■ Problem statement ■
Return each entry exactly, with none missing.
-- START --
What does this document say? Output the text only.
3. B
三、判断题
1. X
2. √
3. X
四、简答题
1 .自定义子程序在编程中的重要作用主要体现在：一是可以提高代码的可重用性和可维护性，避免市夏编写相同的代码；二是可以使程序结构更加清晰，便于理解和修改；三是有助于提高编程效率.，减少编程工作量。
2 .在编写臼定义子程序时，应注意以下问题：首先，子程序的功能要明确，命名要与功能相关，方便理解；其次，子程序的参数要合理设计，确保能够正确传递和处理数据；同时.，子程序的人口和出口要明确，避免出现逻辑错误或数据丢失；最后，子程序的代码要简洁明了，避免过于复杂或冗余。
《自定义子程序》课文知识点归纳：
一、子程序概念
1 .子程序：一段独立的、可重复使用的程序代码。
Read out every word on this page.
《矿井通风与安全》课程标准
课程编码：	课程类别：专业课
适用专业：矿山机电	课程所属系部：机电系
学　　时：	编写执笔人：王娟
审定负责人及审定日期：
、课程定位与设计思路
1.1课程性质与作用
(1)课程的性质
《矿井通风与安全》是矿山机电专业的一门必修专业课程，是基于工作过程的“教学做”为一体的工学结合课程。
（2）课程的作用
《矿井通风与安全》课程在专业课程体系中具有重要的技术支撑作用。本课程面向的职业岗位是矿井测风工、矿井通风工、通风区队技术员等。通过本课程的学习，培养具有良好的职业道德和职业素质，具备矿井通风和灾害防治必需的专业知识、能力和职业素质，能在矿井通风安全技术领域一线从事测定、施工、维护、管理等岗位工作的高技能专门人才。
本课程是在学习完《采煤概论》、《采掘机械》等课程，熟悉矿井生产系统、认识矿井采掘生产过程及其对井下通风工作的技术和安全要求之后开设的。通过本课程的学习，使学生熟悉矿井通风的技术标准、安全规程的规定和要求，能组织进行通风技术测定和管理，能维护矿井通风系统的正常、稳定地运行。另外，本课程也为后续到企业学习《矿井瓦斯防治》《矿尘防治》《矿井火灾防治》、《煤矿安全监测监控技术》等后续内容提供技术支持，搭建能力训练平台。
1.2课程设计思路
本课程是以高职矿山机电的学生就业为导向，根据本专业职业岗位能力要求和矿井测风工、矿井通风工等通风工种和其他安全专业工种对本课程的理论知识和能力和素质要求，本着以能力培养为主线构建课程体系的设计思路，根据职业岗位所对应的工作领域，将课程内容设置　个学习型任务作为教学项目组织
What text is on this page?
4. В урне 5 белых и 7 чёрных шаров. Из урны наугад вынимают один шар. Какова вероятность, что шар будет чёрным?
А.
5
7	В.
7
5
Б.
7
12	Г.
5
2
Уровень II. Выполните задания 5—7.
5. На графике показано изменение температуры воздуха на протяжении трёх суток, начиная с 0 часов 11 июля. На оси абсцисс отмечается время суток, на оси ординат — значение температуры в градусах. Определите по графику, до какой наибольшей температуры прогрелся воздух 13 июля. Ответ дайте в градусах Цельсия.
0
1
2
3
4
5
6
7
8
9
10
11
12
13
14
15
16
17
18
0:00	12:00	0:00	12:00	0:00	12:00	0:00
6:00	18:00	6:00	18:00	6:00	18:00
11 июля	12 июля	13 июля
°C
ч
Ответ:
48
-- END --
■ Solution ■
What does this document say? Output the text only.
3. B
三、判断题
1. X
2. √
3. X
四、简答题
1 .自定义子程序在编程中的重要作用主要体现在：一是可以提高代码的可重用性和可维护性，避免市夏编写相同的代码；二是可以使程序结构更加清晰，便于理解和修改；三是有助于提高编程效率.，减少编程工作量。
2 .在编写臼定义子程序时，应注意以下问题：首先，子程序的功能要明确，命名要与功能相关，方便理解；其次，子程序的参数要合理设计，确保能够正确传递和处理数据；同时.，子程序的人口和出口要明确，避免出现逻辑错误或数据丢失；最后，子程序的代码要简洁明了，避免过于复杂或冗余。
《自定义子程序》课文知识点归纳：
一、子程序概念
1 .子程序：一段独立的、可重复使用的程序代码。
Read out every word on this page.
《矿井通风与安全》课程标准
课程编码：	课程类别：专业课
适用专业：矿山机电	课程所属系部：机电系
学　　时：	编写执笔人：王娟
审定负责人及审定日期：
、课程定位与设计思路
1.1课程性质与作用
(1)课程的性质
《矿井通风与安全》是矿山机电专业的一门必修专业课程，是基于工作过程的“教学做”为一体的工学结合课程。
（2）课程的作用
《矿井通风与安全》课程在专业课程体系中具有重要的技术支撑作用。本课程面向的职业岗位是矿井测风工、矿井通风工、通风区队技术员等。通过本课程的学习，培养具有良好的职业道德和职业素质，具备矿井通风和灾害防治必需的专业知识、能力和职业素质，能在矿井通风安全技术领域一线从事测定、施工、维护、管理等岗位工作的高技能专门人才。
本课程是在学习完《采煤概论》、《采掘机械》等课程，熟悉矿井生产系统、认识矿井采掘生产过程及其对井下通风工作的技术和安全要求之后开设的。通过本课程的学习，使学生熟悉矿井通风的技术标准、安全规程的规定和要求，能组织进行通风技术测定和管理，能维护矿井通风系统的正常、稳定地运行。另外，本课程也为后续到企业学习《矿井瓦斯防治》《矿尘防治》《矿井火灾防治》、《煤矿安全监测监控技术》等后续内容提供技术支持，搭建能力训练平台。
1.2课程设计思路
本课程是以高职矿山机电的学生就业为导向，根据本专业职业岗位能力要求和矿井测风工、矿井通风工等通风工种和其他安全专业工种对本课程的理论知识和能力和素质要求，本着以能力培养为主线构建课程体系的设计思路，根据职业岗位所对应的工作领域，将课程内容设置　个学习型任务作为教学项目组织
What text is on this page?
4. В урне 5 белых и 7 чёрных шаров. Из урны наугад вынимают один шар. Какова вероятность, что шар будет чёрным?
А.
5
7	В.
7
5
Б.
7
12	Г.
5
2
Уровень II. Выполните задания 5—7.
5. На графике показано изменение температуры воздуха на протяжении трёх суток, начиная с 0 часов 11 июля. На оси абсцисс отмечается время суток, на оси ординат — значение температуры в градусах. Определите по графику, до какой наибольшей температуры прогрелся воздух 13 июля. Ответ дайте в градусах Цельсия.
0
1
2
3
4
5
6
7
8
9
10
11
12
13
14
15
16
17
18
0:00	12:00	0:00	12:00	0:00	12:00	0:00
6:00	18:00	6:00	18:00	6:00	18:00
11 июля	12 июля	13 июля
°C
ч
Ответ:
48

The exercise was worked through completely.